● Given task:
Pull each line holding the word "圆盘减速至停止的过程中" from the data.

● Available records:
## start

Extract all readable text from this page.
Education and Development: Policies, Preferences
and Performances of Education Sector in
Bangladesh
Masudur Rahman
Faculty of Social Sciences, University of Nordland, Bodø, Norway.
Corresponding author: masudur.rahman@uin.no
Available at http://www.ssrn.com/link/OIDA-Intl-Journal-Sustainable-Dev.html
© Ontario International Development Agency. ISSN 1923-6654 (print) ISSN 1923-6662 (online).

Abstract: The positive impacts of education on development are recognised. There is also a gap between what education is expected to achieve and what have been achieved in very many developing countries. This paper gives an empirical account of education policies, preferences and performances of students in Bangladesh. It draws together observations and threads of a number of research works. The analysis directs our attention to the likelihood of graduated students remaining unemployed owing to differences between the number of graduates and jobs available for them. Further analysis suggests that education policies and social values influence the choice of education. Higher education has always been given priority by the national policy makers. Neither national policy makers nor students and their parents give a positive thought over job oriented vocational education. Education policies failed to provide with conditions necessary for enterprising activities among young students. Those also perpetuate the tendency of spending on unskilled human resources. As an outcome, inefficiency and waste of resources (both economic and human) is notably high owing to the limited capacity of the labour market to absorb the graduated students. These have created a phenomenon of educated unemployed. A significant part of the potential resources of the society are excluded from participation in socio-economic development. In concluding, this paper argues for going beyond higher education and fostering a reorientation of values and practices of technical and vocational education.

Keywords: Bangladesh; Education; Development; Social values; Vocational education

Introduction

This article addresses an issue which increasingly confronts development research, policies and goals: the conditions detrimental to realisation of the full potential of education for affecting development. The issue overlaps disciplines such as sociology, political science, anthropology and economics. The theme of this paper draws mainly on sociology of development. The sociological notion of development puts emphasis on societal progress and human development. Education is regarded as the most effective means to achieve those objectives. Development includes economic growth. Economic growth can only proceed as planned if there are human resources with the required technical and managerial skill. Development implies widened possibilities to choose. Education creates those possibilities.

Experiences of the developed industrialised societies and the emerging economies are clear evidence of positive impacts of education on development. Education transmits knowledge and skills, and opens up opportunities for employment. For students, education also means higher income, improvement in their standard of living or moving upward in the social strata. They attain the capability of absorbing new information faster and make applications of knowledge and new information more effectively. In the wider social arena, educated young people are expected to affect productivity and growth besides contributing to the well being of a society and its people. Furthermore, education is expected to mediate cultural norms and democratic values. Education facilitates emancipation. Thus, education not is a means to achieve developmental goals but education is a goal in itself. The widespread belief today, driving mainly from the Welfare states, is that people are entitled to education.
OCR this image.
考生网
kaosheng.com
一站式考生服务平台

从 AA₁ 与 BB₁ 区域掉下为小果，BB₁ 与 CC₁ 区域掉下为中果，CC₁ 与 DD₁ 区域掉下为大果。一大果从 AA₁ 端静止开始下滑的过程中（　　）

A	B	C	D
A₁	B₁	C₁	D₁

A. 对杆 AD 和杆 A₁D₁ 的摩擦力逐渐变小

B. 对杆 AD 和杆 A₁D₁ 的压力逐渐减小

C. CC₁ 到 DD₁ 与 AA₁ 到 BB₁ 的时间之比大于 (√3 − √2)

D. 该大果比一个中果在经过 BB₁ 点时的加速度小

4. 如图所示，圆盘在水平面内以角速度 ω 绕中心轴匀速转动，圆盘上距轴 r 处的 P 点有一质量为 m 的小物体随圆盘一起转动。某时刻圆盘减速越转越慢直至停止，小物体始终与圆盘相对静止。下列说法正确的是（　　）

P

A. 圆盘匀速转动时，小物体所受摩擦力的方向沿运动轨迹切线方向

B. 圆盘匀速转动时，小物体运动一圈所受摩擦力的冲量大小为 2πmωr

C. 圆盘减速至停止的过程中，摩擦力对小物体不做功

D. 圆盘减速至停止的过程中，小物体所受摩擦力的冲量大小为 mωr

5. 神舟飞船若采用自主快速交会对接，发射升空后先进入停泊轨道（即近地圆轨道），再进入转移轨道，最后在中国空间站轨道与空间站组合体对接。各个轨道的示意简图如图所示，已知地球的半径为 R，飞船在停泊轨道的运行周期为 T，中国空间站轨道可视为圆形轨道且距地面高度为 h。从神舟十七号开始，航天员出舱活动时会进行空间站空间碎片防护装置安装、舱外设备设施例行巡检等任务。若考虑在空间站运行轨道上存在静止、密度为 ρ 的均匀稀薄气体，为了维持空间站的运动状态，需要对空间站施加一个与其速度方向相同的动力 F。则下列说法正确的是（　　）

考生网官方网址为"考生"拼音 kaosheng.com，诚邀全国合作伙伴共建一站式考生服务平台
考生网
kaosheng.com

## end

● Output for this exercise:
C. 圆盘减速至停止的过程中，摩擦力对小物体不做功
D. 圆盘减速至停止的过程中，小物体所受摩擦力的冲量大小为 mωr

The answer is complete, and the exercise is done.